[Data entries]

- - -

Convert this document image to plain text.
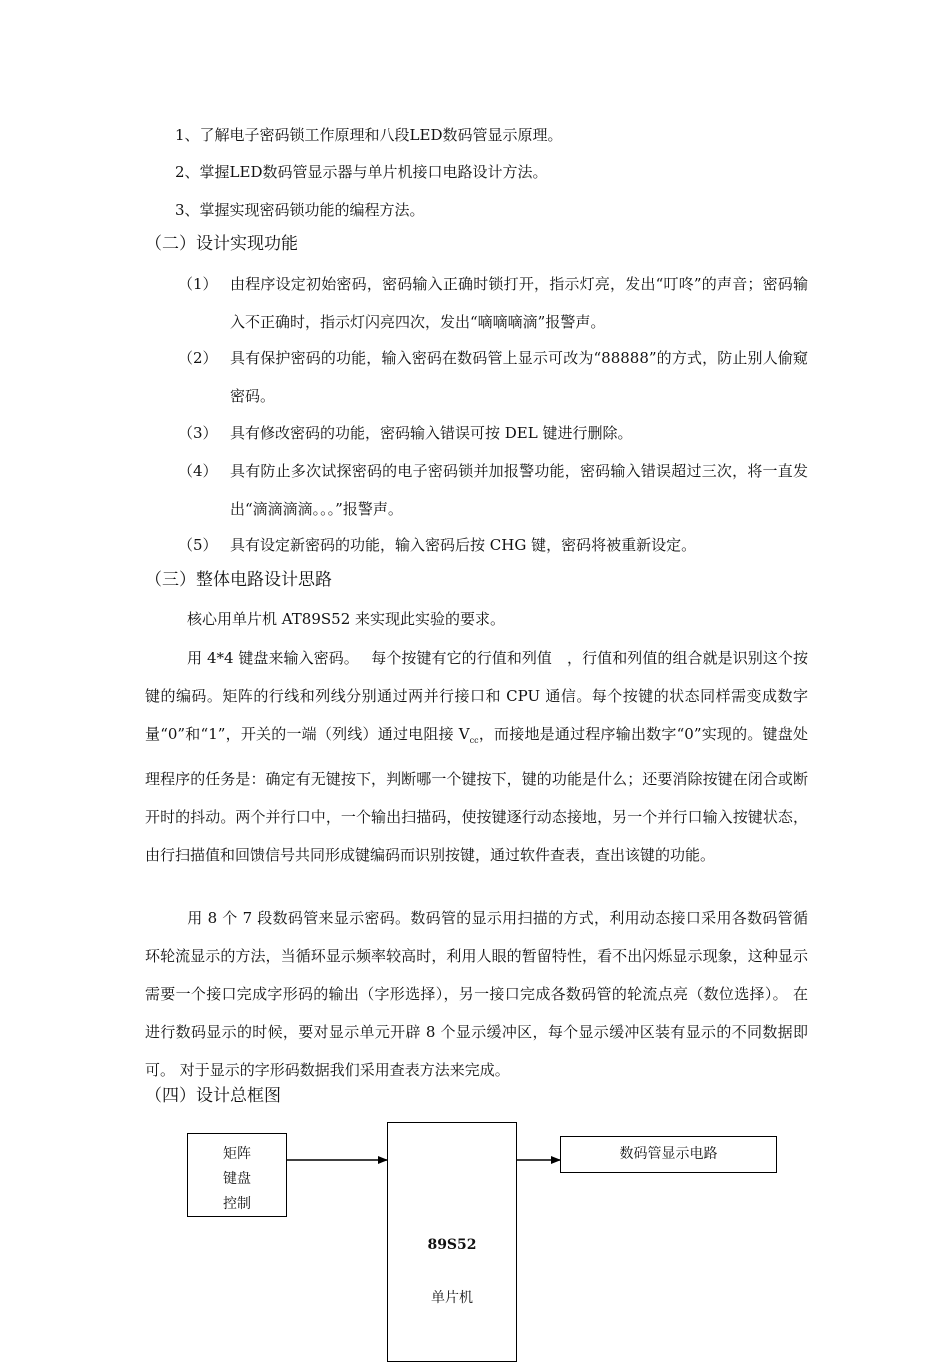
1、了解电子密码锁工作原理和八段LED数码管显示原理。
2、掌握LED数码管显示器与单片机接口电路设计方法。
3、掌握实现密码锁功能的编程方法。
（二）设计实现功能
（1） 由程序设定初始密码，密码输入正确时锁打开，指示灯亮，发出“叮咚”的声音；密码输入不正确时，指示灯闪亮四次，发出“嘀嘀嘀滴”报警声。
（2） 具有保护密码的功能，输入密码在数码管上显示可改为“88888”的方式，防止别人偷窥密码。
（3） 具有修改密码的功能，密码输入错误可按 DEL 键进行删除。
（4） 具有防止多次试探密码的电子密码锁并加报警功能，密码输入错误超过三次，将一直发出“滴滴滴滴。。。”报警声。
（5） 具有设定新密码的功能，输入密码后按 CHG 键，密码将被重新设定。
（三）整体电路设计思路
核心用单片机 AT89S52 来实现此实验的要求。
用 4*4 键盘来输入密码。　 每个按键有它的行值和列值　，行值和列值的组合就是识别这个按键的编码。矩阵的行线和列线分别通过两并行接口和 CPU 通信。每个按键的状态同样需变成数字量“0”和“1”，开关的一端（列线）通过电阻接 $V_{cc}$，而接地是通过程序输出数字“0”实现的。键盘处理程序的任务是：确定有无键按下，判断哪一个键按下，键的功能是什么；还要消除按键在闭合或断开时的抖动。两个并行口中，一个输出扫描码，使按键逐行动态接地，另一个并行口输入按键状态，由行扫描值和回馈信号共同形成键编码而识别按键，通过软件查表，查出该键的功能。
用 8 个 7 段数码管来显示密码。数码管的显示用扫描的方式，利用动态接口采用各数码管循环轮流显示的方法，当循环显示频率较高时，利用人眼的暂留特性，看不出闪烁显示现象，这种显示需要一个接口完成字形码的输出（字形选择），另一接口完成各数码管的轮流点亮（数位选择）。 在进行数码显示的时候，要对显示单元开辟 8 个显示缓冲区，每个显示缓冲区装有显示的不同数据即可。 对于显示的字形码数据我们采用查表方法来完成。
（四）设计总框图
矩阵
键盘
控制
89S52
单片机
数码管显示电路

- - -

# Task statement:
Transcribe the records verbatim and omit the images.

# Problem solution:
Convert this document image to plain text.
1、了解电子密码锁工作原理和八段LED数码管显示原理。
2、掌握LED数码管显示器与单片机接口电路设计方法。
3、掌握实现密码锁功能的编程方法。
（二）设计实现功能
（1） 由程序设定初始密码，密码输入正确时锁打开，指示灯亮，发出“叮咚”的声音；密码输入不正确时，指示灯闪亮四次，发出“嘀嘀嘀滴”报警声。
（2） 具有保护密码的功能，输入密码在数码管上显示可改为“88888”的方式，防止别人偷窥密码。
（3） 具有修改密码的功能，密码输入错误可按 DEL 键进行删除。
（4） 具有防止多次试探密码的电子密码锁并加报警功能，密码输入错误超过三次，将一直发出“滴滴滴滴。。。”报警声。
（5） 具有设定新密码的功能，输入密码后按 CHG 键，密码将被重新设定。
（三）整体电路设计思路
核心用单片机 AT89S52 来实现此实验的要求。
用 4*4 键盘来输入密码。　 每个按键有它的行值和列值　，行值和列值的组合就是识别这个按键的编码。矩阵的行线和列线分别通过两并行接口和 CPU 通信。每个按键的状态同样需变成数字量“0”和“1”，开关的一端（列线）通过电阻接 $V_{cc}$，而接地是通过程序输出数字“0”实现的。键盘处理程序的任务是：确定有无键按下，判断哪一个键按下，键的功能是什么；还要消除按键在闭合或断开时的抖动。两个并行口中，一个输出扫描码，使按键逐行动态接地，另一个并行口输入按键状态，由行扫描值和回馈信号共同形成键编码而识别按键，通过软件查表，查出该键的功能。
用 8 个 7 段数码管来显示密码。数码管的显示用扫描的方式，利用动态接口采用各数码管循环轮流显示的方法，当循环显示频率较高时，利用人眼的暂留特性，看不出闪烁显示现象，这种显示需要一个接口完成字形码的输出（字形选择），另一接口完成各数码管的轮流点亮（数位选择）。 在进行数码显示的时候，要对显示单元开辟 8 个显示缓冲区，每个显示缓冲区装有显示的不同数据即可。 对于显示的字形码数据我们采用查表方法来完成。
（四）设计总框图
矩阵
键盘
控制
89S52
单片机
数码管显示电路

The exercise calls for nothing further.